▶ [SET TASK]
Write out the whole listing again, exactly as given.

Stored items:
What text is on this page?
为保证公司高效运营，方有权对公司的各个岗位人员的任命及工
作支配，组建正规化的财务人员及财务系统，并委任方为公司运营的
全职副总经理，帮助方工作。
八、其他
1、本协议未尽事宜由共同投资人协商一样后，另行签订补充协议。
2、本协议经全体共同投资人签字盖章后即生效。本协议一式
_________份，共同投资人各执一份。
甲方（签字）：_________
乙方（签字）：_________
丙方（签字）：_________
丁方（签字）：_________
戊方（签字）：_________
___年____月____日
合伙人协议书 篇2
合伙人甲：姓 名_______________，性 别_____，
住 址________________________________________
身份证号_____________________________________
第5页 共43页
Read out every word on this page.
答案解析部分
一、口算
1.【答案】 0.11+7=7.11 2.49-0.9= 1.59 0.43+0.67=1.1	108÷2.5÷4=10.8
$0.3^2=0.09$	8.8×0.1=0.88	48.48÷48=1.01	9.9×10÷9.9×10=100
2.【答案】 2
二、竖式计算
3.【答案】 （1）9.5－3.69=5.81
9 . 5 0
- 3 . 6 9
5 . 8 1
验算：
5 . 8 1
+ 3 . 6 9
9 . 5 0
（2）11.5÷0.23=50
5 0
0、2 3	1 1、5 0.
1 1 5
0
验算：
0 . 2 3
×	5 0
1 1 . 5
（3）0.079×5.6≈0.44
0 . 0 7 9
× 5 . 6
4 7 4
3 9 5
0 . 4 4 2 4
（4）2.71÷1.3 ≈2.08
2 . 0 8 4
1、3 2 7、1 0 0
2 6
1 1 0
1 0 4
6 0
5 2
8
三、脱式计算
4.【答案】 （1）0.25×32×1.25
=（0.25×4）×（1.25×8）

▶ [EXERCISE ANSWER]
What text is on this page?
为保证公司高效运营，方有权对公司的各个岗位人员的任命及工
作支配，组建正规化的财务人员及财务系统，并委任方为公司运营的
全职副总经理，帮助方工作。
八、其他
1、本协议未尽事宜由共同投资人协商一样后，另行签订补充协议。
2、本协议经全体共同投资人签字盖章后即生效。本协议一式
_________份，共同投资人各执一份。
甲方（签字）：_________
乙方（签字）：_________
丙方（签字）：_________
丁方（签字）：_________
戊方（签字）：_________
___年____月____日
合伙人协议书 篇2
合伙人甲：姓 名_______________，性 别_____，
住 址________________________________________
身份证号_____________________________________
第5页 共43页
Read out every word on this page.
答案解析部分
一、口算
1.【答案】 0.11+7=7.11 2.49-0.9= 1.59 0.43+0.67=1.1	108÷2.5÷4=10.8
$0.3^2=0.09$	8.8×0.1=0.88	48.48÷48=1.01	9.9×10÷9.9×10=100
2.【答案】 2
二、竖式计算
3.【答案】 （1）9.5－3.69=5.81
9 . 5 0
- 3 . 6 9
5 . 8 1
验算：
5 . 8 1
+ 3 . 6 9
9 . 5 0
（2）11.5÷0.23=50
5 0
0、2 3	1 1、5 0.
1 1 5
0
验算：
0 . 2 3
×	5 0
1 1 . 5
（3）0.079×5.6≈0.44
0 . 0 7 9
× 5 . 6
4 7 4
3 9 5
0 . 4 4 2 4
（4）2.71÷1.3 ≈2.08
2 . 0 8 4
1、3 2 7、1 0 0
2 6
1 1 0
1 0 4
6 0
5 2
8
三、脱式计算
4.【答案】 （1）0.25×32×1.25
=（0.25×4）×（1.25×8）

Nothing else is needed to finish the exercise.